### INSTRUCTIONS TO FOLLOW
Rewrite the lines starting at the one containing "428, 185, 448]" and ending at the one containing "691, 212, 711]", putting "Mobile Number" wherever "Phone Number" appears and changing nothing else.
---------- MATERIAL SUPPLIED ----------
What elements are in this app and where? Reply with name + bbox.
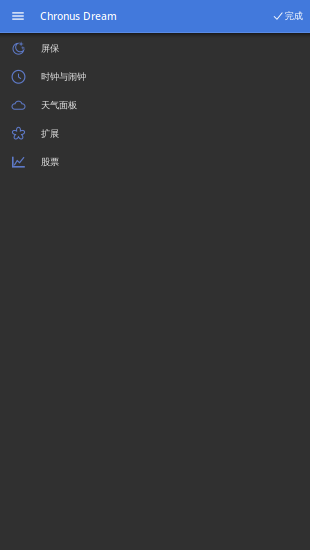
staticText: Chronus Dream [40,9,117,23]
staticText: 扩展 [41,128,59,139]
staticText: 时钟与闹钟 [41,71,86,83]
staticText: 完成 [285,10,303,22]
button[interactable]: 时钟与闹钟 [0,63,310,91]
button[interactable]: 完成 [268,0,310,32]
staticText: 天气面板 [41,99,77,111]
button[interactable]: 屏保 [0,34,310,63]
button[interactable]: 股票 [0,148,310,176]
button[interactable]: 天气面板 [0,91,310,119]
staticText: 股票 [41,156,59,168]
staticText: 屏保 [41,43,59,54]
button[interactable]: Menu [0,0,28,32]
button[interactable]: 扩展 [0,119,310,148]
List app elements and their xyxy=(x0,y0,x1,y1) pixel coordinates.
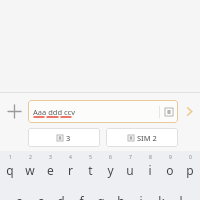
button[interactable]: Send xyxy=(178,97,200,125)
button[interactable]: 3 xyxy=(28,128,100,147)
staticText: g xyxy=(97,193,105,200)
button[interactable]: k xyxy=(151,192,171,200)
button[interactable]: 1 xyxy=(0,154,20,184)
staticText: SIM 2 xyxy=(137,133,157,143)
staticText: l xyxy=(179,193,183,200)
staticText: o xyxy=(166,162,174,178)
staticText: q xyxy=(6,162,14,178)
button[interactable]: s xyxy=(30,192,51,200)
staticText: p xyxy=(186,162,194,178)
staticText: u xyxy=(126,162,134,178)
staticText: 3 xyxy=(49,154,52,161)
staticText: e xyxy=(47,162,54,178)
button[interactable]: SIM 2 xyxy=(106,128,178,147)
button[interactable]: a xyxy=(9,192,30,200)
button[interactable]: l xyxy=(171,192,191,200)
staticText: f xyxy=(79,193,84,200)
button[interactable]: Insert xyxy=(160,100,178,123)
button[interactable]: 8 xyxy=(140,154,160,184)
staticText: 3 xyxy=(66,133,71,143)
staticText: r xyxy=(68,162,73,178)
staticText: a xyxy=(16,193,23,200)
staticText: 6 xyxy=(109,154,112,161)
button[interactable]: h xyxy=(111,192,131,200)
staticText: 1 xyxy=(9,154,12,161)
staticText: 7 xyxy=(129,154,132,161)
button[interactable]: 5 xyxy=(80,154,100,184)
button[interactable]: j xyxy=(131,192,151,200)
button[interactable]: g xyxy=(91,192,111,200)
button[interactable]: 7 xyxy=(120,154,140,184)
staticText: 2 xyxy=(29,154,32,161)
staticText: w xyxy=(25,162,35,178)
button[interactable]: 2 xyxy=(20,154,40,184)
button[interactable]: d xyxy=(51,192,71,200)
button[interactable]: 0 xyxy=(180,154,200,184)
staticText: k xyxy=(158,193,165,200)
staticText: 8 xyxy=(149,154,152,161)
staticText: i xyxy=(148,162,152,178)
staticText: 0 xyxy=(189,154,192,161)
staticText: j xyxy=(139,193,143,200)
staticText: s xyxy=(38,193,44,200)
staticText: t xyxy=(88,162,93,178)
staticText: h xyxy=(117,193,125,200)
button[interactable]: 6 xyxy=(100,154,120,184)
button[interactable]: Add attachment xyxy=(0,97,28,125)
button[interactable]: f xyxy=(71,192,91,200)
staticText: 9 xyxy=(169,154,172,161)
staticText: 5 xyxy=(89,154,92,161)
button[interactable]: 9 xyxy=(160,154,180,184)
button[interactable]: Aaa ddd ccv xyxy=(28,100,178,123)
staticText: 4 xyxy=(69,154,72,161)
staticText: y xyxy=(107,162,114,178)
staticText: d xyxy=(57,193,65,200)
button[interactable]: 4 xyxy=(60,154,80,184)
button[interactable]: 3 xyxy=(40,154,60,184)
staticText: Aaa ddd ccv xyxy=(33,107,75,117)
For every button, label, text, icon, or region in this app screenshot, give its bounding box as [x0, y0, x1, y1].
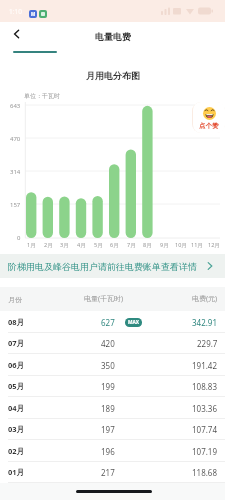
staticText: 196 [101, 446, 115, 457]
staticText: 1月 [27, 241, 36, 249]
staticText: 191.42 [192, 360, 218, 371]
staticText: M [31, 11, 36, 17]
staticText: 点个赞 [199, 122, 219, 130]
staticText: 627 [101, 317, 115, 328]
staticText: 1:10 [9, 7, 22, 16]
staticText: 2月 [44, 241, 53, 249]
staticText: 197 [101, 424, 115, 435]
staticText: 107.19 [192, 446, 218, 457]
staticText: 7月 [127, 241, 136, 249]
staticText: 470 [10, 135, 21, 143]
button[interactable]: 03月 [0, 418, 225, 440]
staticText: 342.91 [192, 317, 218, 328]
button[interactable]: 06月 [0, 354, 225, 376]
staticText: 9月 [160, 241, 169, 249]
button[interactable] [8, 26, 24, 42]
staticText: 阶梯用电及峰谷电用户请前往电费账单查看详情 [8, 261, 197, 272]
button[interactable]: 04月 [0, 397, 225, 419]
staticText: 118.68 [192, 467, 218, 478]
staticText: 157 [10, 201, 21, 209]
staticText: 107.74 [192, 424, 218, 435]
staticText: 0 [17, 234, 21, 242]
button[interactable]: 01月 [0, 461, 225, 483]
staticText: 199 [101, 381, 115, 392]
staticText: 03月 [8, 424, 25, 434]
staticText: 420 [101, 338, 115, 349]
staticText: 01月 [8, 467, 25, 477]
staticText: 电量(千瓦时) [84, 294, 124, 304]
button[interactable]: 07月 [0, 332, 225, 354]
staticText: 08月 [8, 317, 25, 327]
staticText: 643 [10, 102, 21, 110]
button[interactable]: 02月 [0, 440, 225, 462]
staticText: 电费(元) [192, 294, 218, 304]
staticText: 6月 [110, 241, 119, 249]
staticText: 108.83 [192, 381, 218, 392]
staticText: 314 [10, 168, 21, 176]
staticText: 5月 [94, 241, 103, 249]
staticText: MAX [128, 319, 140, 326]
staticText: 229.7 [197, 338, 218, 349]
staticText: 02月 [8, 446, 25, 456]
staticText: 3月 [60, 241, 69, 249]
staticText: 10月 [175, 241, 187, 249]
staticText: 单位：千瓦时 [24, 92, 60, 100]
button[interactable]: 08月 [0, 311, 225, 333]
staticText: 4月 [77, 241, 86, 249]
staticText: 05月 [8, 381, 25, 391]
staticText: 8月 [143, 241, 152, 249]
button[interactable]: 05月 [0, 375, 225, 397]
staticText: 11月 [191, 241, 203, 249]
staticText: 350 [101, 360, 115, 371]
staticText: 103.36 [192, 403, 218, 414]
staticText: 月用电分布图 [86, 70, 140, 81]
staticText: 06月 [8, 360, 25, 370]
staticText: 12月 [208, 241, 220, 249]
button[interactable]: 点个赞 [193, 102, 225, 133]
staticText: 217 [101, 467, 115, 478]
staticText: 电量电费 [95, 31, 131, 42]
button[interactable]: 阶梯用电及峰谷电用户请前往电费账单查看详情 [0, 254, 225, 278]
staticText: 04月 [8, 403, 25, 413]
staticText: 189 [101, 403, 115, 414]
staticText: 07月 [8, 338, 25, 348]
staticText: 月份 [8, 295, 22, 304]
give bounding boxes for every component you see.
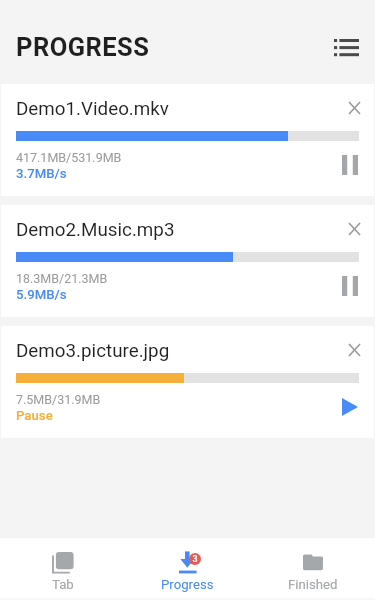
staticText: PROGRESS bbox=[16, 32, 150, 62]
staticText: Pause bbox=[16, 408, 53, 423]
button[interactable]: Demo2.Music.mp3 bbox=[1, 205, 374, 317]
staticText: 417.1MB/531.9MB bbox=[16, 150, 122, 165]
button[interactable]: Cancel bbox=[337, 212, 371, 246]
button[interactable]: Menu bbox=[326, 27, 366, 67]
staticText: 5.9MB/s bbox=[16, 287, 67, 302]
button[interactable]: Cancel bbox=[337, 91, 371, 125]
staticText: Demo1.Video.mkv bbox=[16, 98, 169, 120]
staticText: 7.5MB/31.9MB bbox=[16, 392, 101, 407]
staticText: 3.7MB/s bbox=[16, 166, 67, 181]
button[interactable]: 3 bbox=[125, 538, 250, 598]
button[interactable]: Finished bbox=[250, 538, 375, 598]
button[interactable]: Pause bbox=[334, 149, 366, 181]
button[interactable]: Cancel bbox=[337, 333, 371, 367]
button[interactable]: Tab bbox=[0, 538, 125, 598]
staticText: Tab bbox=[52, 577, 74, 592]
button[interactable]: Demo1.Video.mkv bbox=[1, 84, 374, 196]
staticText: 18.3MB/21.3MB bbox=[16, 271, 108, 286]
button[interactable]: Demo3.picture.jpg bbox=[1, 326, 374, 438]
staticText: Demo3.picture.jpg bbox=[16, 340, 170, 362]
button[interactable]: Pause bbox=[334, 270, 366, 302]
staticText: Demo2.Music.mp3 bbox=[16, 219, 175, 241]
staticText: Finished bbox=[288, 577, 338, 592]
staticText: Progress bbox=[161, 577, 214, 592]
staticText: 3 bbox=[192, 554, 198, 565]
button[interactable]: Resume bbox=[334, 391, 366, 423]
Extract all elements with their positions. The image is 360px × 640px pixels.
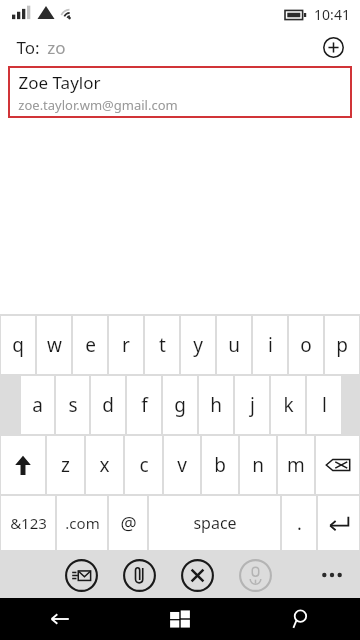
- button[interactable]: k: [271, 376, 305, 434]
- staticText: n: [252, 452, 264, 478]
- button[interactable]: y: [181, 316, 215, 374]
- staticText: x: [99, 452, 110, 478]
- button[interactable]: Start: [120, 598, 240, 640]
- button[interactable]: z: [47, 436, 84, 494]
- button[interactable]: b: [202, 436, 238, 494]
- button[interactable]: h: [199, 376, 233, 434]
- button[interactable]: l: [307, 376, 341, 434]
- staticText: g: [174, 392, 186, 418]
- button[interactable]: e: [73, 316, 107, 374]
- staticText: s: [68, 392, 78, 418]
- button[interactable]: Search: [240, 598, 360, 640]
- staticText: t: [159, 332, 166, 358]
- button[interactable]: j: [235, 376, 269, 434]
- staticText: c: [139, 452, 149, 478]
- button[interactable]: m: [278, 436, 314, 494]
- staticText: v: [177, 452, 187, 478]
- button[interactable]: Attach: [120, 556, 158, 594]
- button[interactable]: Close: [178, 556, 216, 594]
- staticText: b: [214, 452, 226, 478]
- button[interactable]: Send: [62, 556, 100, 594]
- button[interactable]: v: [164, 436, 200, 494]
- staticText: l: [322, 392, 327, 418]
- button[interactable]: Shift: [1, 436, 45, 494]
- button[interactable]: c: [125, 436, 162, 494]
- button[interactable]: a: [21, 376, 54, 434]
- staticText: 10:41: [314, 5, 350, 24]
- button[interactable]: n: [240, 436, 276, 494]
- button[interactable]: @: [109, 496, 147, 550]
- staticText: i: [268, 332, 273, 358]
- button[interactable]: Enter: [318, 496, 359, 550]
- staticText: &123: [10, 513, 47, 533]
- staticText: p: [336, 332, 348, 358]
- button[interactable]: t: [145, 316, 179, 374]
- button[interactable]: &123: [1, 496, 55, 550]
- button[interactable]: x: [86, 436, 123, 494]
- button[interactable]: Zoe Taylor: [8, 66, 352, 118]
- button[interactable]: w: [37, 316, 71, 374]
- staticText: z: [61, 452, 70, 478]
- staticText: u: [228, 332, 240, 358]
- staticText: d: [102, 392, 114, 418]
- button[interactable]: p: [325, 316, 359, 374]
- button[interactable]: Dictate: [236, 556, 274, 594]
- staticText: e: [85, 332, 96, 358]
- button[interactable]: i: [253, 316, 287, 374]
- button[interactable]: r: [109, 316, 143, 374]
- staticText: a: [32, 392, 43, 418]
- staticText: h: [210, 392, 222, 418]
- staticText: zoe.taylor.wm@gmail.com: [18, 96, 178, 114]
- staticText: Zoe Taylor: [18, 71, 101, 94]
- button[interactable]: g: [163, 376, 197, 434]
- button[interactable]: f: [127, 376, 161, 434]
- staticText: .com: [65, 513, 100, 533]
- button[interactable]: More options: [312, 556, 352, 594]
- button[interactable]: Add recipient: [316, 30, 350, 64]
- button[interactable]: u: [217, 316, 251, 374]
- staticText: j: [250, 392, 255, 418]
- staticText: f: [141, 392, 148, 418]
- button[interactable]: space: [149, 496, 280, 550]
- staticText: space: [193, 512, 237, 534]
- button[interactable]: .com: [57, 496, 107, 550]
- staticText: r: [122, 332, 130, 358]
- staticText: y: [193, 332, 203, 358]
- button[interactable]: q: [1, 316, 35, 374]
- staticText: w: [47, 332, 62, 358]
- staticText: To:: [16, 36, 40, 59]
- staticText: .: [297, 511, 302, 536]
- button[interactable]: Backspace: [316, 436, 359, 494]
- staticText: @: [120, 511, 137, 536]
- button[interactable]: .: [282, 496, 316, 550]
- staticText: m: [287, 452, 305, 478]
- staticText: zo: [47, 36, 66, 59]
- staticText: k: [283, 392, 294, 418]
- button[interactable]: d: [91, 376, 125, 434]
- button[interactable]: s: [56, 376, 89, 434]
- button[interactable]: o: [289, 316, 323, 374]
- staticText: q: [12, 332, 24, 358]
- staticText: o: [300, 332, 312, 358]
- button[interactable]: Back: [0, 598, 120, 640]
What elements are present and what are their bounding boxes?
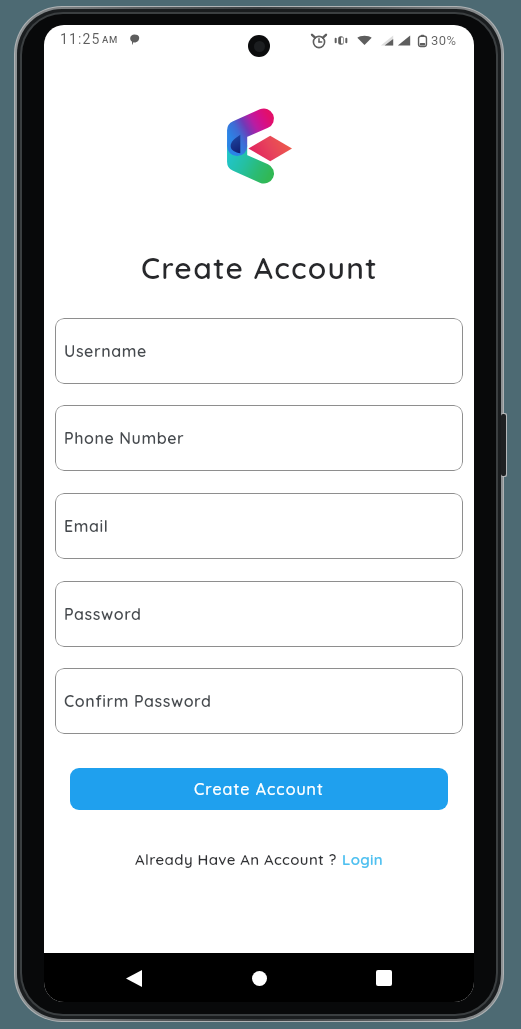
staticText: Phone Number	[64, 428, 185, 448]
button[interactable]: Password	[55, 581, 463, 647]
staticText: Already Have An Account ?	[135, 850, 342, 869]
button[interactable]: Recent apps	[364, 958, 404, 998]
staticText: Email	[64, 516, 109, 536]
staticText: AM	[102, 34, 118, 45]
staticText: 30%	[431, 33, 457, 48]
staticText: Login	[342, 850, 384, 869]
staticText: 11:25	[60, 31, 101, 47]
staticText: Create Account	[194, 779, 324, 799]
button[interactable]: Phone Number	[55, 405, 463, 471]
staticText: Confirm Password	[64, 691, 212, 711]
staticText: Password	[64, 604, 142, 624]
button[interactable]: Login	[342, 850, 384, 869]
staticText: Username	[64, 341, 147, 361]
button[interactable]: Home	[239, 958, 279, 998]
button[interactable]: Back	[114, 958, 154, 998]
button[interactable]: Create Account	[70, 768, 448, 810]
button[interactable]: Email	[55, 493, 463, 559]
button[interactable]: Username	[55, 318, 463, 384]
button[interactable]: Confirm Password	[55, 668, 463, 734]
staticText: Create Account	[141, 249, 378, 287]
----------
### TASK RESPONSE
staticText: Mobile Number	[64, 428, 185, 448]
button[interactable]: Password	[55, 581, 463, 647]
staticText: Already Have An Account ?	[135, 850, 342, 869]
button[interactable]: Recent apps	[364, 958, 404, 998]
staticText: Email	[64, 516, 109, 536]
staticText: AM	[102, 34, 118, 45]
staticText: 30%	[431, 33, 457, 48]
staticText: Login	[342, 850, 384, 869]
staticText: 11:25	[60, 31, 101, 47]
staticText: Create Account	[194, 779, 324, 799]
button[interactable]: Mobile Number	[55, 405, 463, 471]
staticText: Confirm Password	[64, 691, 212, 711]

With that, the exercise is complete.